Data entries |
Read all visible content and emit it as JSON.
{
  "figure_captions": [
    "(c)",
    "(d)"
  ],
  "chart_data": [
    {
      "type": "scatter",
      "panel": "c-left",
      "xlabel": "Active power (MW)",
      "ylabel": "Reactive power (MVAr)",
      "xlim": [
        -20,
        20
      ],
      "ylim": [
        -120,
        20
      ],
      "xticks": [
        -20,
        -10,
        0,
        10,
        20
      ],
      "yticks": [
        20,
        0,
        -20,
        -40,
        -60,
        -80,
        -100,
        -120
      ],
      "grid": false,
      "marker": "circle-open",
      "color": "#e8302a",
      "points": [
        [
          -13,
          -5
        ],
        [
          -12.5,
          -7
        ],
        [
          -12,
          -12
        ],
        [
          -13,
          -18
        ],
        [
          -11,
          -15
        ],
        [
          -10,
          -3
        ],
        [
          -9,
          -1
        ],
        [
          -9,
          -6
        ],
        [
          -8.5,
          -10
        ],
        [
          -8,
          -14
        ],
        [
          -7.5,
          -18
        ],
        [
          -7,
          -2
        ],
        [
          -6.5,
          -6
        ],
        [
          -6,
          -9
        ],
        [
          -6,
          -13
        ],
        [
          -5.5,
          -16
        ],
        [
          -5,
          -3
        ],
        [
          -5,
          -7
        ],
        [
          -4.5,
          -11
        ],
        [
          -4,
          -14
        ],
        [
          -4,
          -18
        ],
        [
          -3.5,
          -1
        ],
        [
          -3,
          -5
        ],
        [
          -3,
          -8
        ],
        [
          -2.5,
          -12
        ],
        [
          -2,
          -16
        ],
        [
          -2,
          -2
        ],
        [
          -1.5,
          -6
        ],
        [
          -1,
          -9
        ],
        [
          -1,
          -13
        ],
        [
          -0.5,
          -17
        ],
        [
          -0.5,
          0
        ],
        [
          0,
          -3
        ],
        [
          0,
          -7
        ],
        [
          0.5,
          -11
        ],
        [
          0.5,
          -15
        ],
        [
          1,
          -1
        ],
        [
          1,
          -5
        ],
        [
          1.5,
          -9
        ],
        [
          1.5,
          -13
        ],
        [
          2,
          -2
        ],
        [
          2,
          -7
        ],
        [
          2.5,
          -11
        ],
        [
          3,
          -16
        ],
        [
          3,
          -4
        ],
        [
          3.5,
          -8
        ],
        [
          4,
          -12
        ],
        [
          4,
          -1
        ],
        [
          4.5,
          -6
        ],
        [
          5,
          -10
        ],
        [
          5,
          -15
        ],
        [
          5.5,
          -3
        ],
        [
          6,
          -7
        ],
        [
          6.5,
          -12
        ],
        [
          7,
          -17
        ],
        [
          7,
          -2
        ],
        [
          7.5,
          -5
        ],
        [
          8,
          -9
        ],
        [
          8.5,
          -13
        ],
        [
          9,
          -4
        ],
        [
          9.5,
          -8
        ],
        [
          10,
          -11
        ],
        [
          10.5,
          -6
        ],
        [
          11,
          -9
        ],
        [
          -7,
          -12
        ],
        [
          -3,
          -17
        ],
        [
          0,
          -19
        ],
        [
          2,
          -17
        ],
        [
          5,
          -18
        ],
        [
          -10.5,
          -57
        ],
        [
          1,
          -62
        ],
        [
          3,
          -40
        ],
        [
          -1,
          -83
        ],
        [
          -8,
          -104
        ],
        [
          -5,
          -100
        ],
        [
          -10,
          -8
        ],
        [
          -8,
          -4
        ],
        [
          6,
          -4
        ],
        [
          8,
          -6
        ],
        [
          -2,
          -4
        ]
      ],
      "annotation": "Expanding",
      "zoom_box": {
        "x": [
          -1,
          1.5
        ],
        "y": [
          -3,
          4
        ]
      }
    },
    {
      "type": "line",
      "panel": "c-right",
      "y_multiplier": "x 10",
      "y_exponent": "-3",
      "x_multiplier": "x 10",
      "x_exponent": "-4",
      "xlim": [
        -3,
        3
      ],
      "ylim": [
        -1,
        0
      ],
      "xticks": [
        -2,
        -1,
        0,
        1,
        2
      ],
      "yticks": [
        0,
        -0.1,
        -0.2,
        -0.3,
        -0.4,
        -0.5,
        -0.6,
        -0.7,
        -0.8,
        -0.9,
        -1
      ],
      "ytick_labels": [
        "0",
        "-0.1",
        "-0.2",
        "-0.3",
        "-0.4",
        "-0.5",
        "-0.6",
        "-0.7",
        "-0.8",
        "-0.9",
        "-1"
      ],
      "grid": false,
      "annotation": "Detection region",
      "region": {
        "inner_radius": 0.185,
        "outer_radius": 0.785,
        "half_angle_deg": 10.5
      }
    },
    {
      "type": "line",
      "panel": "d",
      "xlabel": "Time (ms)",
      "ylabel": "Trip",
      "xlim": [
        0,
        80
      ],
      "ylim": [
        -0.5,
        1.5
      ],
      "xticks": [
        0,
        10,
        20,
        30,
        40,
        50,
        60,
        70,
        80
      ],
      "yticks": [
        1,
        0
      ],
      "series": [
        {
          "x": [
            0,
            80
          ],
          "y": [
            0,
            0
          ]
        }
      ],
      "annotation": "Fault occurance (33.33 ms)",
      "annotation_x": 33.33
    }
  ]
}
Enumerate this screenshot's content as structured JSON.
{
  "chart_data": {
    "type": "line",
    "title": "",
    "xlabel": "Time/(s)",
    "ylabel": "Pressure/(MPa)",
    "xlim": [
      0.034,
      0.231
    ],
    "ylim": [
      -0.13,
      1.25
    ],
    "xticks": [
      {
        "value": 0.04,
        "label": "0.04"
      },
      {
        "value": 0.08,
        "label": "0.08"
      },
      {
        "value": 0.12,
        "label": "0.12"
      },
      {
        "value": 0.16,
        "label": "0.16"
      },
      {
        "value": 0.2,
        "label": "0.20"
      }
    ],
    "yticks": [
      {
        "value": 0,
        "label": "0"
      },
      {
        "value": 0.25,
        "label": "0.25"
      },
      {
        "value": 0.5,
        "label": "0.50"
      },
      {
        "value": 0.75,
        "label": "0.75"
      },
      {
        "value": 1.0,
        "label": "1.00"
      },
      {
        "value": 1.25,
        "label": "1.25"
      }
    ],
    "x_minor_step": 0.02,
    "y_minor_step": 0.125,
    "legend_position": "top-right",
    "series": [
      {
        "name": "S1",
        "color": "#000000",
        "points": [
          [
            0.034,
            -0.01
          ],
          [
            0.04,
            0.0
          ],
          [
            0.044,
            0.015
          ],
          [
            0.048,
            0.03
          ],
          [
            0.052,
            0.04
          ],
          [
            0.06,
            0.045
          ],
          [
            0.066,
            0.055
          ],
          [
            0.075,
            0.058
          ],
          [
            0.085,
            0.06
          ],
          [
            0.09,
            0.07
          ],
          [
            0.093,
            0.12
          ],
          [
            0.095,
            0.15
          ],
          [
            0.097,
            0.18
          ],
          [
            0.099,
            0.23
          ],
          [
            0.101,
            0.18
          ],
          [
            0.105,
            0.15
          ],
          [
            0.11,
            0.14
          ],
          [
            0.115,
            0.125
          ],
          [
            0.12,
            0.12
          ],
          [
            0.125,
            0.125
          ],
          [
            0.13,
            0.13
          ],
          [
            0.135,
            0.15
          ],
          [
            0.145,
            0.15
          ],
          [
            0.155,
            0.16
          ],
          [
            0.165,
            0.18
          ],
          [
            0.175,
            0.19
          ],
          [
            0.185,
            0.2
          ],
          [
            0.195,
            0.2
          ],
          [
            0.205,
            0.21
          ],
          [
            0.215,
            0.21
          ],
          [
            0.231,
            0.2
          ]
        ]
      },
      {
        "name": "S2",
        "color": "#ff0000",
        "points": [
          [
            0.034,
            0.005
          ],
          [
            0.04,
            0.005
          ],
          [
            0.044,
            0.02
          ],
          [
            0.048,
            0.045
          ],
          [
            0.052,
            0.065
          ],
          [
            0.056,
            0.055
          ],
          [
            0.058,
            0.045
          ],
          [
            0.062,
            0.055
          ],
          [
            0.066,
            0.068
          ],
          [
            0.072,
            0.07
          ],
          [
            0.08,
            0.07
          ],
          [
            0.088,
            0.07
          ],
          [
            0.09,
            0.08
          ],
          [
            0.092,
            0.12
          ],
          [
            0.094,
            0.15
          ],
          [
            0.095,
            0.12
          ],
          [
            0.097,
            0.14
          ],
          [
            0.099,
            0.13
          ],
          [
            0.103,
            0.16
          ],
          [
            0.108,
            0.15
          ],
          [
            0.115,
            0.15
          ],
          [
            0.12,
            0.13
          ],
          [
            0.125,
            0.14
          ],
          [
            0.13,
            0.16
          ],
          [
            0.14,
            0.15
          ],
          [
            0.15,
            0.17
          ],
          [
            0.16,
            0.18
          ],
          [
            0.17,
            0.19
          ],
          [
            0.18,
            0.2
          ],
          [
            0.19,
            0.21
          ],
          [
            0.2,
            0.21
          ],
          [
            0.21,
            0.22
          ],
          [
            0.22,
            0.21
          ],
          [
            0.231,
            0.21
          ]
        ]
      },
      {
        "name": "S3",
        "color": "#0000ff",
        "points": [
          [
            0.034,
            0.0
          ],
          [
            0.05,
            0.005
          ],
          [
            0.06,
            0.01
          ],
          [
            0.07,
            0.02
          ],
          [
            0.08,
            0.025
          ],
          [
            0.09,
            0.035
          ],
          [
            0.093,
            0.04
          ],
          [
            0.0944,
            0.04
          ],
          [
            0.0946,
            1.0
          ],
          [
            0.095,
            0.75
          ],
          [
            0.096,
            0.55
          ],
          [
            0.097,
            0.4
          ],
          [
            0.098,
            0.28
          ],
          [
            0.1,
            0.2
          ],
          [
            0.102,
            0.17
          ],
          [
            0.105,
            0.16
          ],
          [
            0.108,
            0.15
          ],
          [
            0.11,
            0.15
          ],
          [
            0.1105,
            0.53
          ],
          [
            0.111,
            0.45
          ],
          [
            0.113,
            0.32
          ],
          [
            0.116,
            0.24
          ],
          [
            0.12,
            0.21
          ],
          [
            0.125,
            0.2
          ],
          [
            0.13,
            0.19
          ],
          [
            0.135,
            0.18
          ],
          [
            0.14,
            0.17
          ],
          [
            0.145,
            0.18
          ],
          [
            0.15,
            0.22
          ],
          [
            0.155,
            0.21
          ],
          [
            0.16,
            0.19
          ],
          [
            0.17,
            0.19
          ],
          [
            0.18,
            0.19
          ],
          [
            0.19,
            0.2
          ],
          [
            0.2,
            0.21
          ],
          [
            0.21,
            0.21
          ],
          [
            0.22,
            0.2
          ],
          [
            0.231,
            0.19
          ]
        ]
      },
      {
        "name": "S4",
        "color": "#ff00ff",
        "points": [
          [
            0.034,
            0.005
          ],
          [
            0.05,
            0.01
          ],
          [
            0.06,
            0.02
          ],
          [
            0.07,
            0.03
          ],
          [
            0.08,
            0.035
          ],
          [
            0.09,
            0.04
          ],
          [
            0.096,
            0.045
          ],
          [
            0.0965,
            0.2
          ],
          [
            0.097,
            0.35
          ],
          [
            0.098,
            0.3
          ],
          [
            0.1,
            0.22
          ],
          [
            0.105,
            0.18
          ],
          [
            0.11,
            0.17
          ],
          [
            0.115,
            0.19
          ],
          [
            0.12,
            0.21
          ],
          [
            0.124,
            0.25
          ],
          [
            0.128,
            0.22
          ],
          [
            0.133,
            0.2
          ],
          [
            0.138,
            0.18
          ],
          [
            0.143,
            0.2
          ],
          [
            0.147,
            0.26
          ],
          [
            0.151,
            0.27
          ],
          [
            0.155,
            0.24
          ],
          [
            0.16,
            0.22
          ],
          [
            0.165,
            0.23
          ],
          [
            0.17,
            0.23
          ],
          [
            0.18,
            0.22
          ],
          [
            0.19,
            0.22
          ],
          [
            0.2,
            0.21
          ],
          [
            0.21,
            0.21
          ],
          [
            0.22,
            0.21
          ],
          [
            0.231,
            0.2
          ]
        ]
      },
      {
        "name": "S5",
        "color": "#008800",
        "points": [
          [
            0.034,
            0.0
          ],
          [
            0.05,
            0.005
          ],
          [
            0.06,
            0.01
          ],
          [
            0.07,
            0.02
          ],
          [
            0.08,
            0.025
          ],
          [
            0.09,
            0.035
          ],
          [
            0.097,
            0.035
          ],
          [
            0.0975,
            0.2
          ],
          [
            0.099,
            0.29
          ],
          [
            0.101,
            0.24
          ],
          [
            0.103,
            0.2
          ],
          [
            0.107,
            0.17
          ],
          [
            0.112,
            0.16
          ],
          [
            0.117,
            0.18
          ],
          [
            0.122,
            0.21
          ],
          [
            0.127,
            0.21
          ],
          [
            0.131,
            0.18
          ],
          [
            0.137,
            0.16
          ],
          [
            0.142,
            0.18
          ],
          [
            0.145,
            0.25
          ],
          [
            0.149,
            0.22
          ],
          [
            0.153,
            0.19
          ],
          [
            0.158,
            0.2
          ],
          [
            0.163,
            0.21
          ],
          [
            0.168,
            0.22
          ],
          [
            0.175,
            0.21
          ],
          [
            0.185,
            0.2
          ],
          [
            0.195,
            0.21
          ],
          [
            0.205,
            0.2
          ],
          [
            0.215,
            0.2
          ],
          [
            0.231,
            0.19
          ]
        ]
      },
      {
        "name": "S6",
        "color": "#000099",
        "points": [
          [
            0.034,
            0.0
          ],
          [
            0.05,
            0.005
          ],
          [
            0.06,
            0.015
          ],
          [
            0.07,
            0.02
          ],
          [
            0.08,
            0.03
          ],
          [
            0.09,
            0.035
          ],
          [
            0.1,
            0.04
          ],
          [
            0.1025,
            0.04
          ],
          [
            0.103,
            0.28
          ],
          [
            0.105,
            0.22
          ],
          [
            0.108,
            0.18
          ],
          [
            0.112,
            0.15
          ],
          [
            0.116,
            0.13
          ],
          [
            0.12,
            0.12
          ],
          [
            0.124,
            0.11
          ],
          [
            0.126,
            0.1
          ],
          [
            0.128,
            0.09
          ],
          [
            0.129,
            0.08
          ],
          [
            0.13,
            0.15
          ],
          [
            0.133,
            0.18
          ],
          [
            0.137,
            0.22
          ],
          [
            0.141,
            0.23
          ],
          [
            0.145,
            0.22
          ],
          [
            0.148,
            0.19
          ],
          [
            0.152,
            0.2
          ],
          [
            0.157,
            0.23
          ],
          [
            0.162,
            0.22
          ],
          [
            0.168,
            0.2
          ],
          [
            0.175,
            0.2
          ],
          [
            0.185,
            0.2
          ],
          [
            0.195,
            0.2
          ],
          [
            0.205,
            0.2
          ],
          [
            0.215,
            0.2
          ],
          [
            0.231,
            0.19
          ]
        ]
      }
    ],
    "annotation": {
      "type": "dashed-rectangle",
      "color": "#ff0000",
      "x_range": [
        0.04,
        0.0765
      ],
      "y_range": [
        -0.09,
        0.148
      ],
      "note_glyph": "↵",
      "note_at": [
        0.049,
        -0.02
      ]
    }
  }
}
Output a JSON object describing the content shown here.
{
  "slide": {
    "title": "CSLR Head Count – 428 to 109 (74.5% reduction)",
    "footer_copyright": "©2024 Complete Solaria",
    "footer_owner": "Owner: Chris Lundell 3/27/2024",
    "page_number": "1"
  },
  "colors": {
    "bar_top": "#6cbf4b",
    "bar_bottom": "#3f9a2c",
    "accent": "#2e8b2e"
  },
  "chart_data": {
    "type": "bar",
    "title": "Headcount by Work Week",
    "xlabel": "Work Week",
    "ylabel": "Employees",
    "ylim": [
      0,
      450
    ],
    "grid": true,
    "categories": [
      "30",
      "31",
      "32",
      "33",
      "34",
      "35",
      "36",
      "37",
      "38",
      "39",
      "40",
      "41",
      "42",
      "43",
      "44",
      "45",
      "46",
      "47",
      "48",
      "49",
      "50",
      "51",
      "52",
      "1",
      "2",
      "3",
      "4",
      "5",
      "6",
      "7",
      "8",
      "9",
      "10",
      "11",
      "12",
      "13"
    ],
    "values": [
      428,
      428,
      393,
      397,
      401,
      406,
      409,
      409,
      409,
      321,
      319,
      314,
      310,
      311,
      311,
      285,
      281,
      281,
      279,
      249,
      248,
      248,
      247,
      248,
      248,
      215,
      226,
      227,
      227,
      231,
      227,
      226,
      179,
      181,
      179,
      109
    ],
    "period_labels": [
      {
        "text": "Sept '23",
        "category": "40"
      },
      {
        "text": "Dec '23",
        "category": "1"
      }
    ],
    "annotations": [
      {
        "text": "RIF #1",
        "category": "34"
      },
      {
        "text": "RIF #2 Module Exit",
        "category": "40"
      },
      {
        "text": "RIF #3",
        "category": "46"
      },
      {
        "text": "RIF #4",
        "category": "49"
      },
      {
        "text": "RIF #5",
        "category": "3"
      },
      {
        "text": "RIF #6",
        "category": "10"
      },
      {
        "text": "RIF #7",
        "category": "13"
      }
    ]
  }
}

What you need to do |
Gather every line from the listing above in which the word "xlabel" appears.

Task answer |
      "xlabel": "Active power (MW)",
      "xlabel": "Time (ms)",
    "xlabel": "Time/(s)",
    "xlabel": "Work Week",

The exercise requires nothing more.